» Description of the task: Return, verbatim, the portion of the histogram options documentation below that runs from "Options for Traditional" up to and including "screen percent units.".

» Extracted text:

* START *

By default, ORDER1=INTERNAL.

ORDER2=INTERNAL | FORMATTED | DATA | FREQ

specifies the display order for the values of the second CLASS= variable.

The levels of the second CLASS= variable are always constructed using the formatted values of the variable, and the formatted values are always used to label the columns of a two-way comparative histogram. You can use the ORDER2= option to determine the order of the columns.

The layout of a two-way comparative histogram is determined by using the ORDER1= option to obtain the order of the rows from top to bottom (recall that ORDER1=INTERNAL by default). Then the ORDER2= option is applied to the observations corresponding to the first row to obtain the order of the columns from left to right. If any columns remain unordered (that is, the categories are unbalanced), the ORDER2= option is applied to the observations in the second row, and so on, until all the columns have been ordered.

The values of the ORDER2= option are interpreted as described for the ORDER1= option. By default, ORDER2=INTERNAL.

OUTHISTOGRAM=SAS-data-set

creates a SAS data set that saves the midpoints or endpoints of the histogram intervals, the observed percent of observations in each interval, and (optionally) the percent of observations in each interval estimated from a fitted normal distribution. By default, interval midpoint values are saved in the variable _MIDPT_. If the ENDPOINTS= option is specified, intervals are identified by endpoint values instead. If RTINCLUDE is specified, the _MAXPT_ variable contains upper endpoint values. Otherwise, lower endpoint values are saved in the _MINPT_ variable.

RTINCLUDE

includes the right endpoint of each histogram interval in that interval. The left endpoint is included by default.

SIGMA=value

specifies the parameter $\sigma $ for normal density curves requested with the NORMAL option. Enclose the SIGMA= option in parentheses after the NORMAL option. The default value is the sample standard deviation of the observations in the cell.

UPPER=value

specifies the upper bound for a kernel density estimate curve. Enclose the UPPER= option in parentheses after the KERNEL option. You can specify a single upper bound or a list of upper bounds. By default, a kernel density estimate curve has no upper bound.

VSCALE=PERCENT | COUNT | PROPORTION

specifies the scale of the vertical axis. The value COUNT scales the data in units of the number of observations per data unit. The value PERCENT scales the data in units of percent of observations per data unit. The value PROPORTION scales the data in units of proportion of observations per data unit. The default is PERCENT.

Options for Traditional Graphics

You can specify the following options if you are producing traditional graphics:

BARWIDTH=value

specifies the width of the histogram bars in screen percent units.

* END *

» Recorded information:
* START *

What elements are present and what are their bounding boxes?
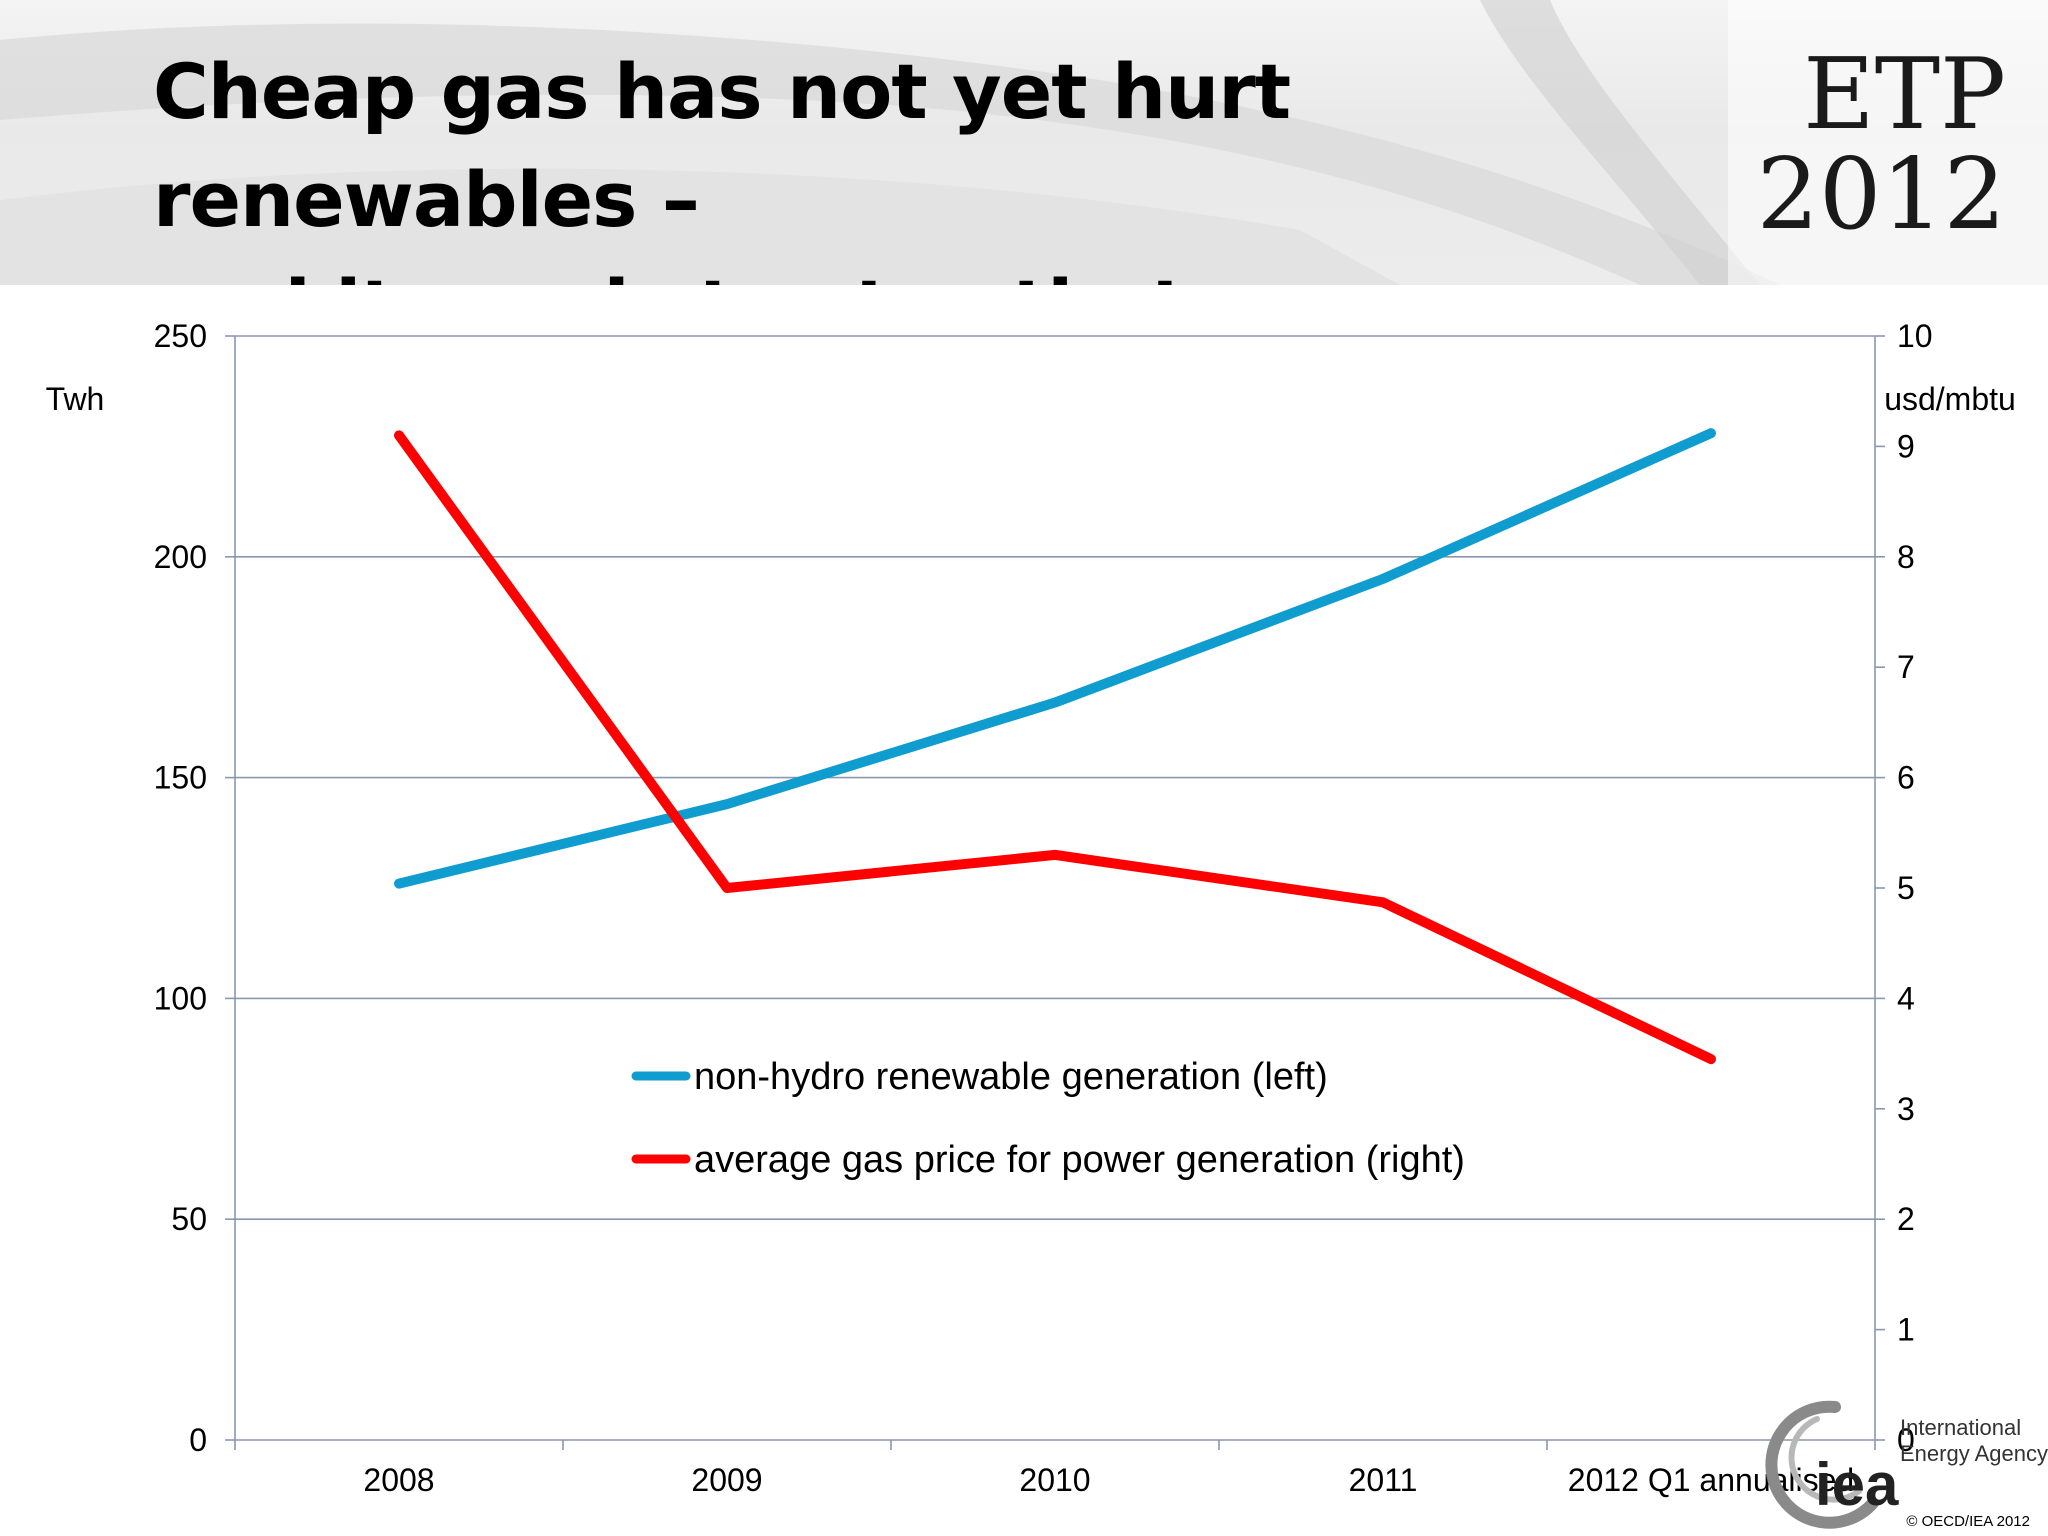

* END *

» Reply to the task:
Options for Traditional Graphics

You can specify the following options if you are producing traditional graphics:

BARWIDTH=value

specifies the width of the histogram bars in screen percent units.